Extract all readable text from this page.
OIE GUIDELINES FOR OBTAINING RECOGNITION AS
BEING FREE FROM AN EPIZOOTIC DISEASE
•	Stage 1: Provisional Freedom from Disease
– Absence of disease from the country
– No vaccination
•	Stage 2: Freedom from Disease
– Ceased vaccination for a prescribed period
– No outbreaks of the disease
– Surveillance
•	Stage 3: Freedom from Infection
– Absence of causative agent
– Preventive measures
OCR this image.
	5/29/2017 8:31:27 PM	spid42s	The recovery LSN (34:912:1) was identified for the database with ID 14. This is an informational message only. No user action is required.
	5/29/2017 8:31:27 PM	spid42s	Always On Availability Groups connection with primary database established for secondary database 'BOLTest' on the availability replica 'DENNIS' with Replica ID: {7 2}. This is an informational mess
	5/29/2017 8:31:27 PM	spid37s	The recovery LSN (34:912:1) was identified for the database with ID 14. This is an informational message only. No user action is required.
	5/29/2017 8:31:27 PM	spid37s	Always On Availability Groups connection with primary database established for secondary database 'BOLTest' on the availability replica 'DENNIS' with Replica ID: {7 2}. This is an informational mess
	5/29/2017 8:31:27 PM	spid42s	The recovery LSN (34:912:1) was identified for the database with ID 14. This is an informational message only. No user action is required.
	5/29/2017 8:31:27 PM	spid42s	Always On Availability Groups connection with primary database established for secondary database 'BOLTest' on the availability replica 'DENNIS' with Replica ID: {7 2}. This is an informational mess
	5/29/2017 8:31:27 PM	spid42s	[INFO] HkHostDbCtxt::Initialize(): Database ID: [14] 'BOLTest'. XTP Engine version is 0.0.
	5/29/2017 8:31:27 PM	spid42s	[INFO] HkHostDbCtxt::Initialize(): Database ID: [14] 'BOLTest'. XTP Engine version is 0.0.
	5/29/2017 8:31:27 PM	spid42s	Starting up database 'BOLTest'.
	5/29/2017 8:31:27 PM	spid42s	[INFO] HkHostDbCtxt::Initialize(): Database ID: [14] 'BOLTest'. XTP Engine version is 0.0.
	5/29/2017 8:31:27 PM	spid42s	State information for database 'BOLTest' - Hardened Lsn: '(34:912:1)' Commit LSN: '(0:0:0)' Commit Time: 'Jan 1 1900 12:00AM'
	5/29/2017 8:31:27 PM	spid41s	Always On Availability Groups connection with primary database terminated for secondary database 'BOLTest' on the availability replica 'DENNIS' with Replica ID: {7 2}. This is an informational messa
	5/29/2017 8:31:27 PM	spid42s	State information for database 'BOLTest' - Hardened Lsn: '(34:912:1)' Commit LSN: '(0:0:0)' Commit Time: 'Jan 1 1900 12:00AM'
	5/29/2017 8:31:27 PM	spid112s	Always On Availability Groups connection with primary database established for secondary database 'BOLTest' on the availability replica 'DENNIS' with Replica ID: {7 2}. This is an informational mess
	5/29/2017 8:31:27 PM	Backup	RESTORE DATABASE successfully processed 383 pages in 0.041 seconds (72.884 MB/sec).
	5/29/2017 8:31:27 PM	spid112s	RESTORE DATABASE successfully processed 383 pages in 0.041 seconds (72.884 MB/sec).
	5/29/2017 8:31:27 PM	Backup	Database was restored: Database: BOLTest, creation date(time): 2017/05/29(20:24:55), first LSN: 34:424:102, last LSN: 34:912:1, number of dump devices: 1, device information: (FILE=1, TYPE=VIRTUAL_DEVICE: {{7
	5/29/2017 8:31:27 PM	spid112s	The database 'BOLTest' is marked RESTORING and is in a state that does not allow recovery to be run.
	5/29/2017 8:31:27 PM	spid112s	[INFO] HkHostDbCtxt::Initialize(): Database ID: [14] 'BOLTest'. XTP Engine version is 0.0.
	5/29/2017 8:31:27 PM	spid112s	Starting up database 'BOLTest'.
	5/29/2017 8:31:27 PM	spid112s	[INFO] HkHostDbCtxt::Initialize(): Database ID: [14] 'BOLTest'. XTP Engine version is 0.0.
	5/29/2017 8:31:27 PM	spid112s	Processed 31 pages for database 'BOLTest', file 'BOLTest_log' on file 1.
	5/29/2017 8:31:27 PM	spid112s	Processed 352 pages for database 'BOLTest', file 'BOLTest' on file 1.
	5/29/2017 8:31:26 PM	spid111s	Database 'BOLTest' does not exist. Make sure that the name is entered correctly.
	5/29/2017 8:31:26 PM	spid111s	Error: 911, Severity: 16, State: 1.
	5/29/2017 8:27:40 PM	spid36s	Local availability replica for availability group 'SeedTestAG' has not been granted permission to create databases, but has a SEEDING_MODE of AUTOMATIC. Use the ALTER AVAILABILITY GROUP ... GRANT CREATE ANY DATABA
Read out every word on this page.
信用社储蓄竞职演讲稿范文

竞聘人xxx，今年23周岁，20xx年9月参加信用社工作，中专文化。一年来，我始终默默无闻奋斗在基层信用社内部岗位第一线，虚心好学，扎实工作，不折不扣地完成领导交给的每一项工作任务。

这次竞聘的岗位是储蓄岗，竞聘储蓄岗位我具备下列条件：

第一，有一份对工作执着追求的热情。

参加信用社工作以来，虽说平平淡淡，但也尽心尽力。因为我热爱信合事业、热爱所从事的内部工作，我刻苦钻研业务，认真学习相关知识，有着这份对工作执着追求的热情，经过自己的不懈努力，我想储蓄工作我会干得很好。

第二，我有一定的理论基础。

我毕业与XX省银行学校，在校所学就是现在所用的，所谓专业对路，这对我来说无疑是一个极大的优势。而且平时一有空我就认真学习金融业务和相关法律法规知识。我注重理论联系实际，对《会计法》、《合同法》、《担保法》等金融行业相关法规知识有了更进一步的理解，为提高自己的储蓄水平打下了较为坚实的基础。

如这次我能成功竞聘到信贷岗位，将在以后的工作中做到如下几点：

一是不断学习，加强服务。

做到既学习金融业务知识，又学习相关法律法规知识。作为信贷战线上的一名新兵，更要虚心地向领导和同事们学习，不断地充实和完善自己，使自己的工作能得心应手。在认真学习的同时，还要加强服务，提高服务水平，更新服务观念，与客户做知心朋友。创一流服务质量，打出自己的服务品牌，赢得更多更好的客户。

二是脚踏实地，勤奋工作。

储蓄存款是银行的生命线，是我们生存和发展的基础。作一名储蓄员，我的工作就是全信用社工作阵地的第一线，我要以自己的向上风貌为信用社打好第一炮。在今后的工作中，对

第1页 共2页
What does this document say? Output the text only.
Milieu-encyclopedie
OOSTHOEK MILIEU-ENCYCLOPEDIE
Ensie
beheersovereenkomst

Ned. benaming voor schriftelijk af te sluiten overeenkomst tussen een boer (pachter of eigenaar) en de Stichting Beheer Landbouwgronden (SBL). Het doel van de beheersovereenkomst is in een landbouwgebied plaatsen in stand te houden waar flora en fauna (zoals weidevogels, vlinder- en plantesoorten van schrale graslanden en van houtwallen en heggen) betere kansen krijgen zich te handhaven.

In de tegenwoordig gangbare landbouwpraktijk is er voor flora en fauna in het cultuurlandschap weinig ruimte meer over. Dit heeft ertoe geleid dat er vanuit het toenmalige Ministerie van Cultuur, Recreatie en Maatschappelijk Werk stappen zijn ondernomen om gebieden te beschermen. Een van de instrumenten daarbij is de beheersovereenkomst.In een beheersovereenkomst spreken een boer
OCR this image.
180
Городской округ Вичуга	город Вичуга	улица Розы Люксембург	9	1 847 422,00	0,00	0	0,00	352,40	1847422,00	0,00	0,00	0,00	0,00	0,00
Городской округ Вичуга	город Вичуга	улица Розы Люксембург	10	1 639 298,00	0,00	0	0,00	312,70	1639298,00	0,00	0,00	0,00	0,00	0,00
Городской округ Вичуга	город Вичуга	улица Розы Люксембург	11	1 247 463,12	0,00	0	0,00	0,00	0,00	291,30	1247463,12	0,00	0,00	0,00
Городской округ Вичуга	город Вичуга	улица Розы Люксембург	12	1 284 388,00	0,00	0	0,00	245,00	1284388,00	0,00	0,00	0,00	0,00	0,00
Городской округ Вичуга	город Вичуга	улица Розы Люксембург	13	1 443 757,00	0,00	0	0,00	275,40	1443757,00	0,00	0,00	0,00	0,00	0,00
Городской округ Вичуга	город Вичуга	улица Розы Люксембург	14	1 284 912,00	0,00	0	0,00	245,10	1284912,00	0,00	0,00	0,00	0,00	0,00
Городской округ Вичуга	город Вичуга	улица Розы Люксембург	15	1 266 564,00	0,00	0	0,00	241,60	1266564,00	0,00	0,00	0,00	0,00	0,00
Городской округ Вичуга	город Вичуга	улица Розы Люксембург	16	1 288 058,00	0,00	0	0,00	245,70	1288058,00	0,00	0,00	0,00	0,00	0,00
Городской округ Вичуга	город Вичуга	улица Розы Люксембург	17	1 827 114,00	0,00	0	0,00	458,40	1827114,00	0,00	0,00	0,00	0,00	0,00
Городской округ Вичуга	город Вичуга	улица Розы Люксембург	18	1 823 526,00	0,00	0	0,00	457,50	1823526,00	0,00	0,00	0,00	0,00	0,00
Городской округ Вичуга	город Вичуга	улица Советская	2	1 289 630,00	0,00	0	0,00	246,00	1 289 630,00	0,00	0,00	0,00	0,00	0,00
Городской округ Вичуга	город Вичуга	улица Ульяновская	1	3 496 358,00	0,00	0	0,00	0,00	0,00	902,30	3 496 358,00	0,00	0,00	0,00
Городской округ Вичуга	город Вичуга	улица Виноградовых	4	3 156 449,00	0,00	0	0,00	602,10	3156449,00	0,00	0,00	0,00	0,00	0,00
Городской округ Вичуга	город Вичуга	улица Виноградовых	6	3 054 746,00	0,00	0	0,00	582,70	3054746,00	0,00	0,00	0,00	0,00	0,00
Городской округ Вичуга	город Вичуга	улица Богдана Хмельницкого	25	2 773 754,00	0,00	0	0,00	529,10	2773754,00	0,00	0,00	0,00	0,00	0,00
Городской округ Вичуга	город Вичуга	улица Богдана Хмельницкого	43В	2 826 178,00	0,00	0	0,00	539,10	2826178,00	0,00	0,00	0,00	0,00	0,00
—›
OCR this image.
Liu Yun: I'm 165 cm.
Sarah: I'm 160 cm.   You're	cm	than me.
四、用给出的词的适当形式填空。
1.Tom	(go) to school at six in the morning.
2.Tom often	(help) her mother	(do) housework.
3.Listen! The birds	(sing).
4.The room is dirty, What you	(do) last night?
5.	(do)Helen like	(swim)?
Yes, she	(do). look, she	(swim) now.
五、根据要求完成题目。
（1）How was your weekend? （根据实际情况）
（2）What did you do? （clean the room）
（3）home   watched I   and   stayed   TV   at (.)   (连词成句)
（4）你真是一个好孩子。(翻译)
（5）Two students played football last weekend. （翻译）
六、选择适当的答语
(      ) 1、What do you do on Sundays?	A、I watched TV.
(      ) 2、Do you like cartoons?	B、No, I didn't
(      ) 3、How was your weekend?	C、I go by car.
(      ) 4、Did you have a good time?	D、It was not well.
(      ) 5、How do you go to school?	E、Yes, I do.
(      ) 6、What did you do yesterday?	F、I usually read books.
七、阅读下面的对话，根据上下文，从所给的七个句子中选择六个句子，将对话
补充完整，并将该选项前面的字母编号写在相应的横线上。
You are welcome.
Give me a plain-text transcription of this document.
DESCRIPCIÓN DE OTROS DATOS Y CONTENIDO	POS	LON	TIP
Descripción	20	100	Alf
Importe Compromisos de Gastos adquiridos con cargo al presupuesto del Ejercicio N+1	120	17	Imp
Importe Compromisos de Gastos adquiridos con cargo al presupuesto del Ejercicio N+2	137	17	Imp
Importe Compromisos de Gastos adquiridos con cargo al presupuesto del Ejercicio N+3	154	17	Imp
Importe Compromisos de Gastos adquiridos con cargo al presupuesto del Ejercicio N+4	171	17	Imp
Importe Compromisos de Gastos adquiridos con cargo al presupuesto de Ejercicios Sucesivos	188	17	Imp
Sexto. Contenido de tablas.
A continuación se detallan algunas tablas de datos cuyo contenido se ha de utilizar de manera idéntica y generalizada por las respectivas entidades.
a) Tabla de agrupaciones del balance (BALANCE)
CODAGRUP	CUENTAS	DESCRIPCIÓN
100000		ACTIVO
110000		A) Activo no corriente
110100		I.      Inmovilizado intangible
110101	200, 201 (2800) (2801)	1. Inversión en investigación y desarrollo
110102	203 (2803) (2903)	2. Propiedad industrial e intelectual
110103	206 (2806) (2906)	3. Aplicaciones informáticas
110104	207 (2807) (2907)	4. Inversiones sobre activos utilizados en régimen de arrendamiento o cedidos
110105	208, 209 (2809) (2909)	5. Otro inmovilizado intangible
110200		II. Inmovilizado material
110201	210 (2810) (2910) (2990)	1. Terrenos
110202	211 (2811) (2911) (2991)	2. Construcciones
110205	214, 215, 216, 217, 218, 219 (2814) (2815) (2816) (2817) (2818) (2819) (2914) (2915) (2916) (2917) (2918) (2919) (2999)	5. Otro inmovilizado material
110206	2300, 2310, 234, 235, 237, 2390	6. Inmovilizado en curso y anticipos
------------------------------------------------------------------------
## PROBLEM TO WORK ON
Out of the records, collect only those lines that contain the string "availability".

## TASK OUTPUT
	5/29/2017 8:31:27 PM	spid42s	Always On Availability Groups connection with primary database established for secondary database 'BOLTest' on the availability replica 'DENNIS' with Replica ID: {7 2}. This is an informational mess
	5/29/2017 8:31:27 PM	spid37s	Always On Availability Groups connection with primary database established for secondary database 'BOLTest' on the availability replica 'DENNIS' with Replica ID: {7 2}. This is an informational mess
	5/29/2017 8:31:27 PM	spid42s	Always On Availability Groups connection with primary database established for secondary database 'BOLTest' on the availability replica 'DENNIS' with Replica ID: {7 2}. This is an informational mess
	5/29/2017 8:31:27 PM	spid41s	Always On Availability Groups connection with primary database terminated for secondary database 'BOLTest' on the availability replica 'DENNIS' with Replica ID: {7 2}. This is an informational messa
	5/29/2017 8:31:27 PM	spid112s	Always On Availability Groups connection with primary database established for secondary database 'BOLTest' on the availability replica 'DENNIS' with Replica ID: {7 2}. This is an informational mess
	5/29/2017 8:27:40 PM	spid36s	Local availability replica for availability group 'SeedTestAG' has not been granted permission to create databases, but has a SEEDING_MODE of AUTOMATIC. Use the ALTER AVAILABILITY GROUP ... GRANT CREATE ANY DATABA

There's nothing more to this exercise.